— Begin Record extracts —
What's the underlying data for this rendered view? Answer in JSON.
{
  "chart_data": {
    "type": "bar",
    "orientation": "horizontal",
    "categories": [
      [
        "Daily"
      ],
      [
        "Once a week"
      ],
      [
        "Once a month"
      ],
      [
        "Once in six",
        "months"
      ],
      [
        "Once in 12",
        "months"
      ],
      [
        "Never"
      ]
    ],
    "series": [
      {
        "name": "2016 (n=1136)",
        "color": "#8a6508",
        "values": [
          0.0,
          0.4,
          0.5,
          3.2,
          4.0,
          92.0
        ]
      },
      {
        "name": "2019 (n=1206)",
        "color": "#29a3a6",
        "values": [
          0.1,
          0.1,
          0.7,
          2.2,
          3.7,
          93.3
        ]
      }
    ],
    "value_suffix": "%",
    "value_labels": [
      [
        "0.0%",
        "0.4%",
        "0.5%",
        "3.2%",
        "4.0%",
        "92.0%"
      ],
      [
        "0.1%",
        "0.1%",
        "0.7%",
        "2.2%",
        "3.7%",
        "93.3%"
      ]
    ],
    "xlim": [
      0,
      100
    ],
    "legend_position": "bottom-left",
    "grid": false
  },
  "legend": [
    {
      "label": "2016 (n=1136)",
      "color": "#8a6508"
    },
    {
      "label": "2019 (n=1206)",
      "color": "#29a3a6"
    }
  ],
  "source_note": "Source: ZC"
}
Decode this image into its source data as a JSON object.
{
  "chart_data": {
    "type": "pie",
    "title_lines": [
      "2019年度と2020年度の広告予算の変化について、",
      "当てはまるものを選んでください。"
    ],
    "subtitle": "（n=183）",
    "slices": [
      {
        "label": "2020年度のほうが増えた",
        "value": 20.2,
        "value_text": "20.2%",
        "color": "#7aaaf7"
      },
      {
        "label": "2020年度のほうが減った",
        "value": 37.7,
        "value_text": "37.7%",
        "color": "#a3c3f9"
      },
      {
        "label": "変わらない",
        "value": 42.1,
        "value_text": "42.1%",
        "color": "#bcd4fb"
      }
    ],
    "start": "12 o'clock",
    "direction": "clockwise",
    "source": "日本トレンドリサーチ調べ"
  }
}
— End Record extracts —
● **Goal of the exercise**
Copy out all of the lines above exactly.

● **In response**
What's the underlying data for this rendered view? Answer in JSON.
{
  "chart_data": {
    "type": "bar",
    "orientation": "horizontal",
    "categories": [
      [
        "Daily"
      ],
      [
        "Once a week"
      ],
      [
        "Once a month"
      ],
      [
        "Once in six",
        "months"
      ],
      [
        "Once in 12",
        "months"
      ],
      [
        "Never"
      ]
    ],
    "series": [
      {
        "name": "2016 (n=1136)",
        "color": "#8a6508",
        "values": [
          0.0,
          0.4,
          0.5,
          3.2,
          4.0,
          92.0
        ]
      },
      {
        "name": "2019 (n=1206)",
        "color": "#29a3a6",
        "values": [
          0.1,
          0.1,
          0.7,
          2.2,
          3.7,
          93.3
        ]
      }
    ],
    "value_suffix": "%",
    "value_labels": [
      [
        "0.0%",
        "0.4%",
        "0.5%",
        "3.2%",
        "4.0%",
        "92.0%"
      ],
      [
        "0.1%",
        "0.1%",
        "0.7%",
        "2.2%",
        "3.7%",
        "93.3%"
      ]
    ],
    "xlim": [
      0,
      100
    ],
    "legend_position": "bottom-left",
    "grid": false
  },
  "legend": [
    {
      "label": "2016 (n=1136)",
      "color": "#8a6508"
    },
    {
      "label": "2019 (n=1206)",
      "color": "#29a3a6"
    }
  ],
  "source_note": "Source: ZC"
}
Decode this image into its source data as a JSON object.
{
  "chart_data": {
    "type": "pie",
    "title_lines": [
      "2019年度と2020年度の広告予算の変化について、",
      "当てはまるものを選んでください。"
    ],
    "subtitle": "（n=183）",
    "slices": [
      {
        "label": "2020年度のほうが増えた",
        "value": 20.2,
        "value_text": "20.2%",
        "color": "#7aaaf7"
      },
      {
        "label": "2020年度のほうが減った",
        "value": 37.7,
        "value_text": "37.7%",
        "color": "#a3c3f9"
      },
      {
        "label": "変わらない",
        "value": 42.1,
        "value_text": "42.1%",
        "color": "#bcd4fb"
      }
    ],
    "start": "12 o'clock",
    "direction": "clockwise",
    "source": "日本トレンドリサーチ調べ"
  }
}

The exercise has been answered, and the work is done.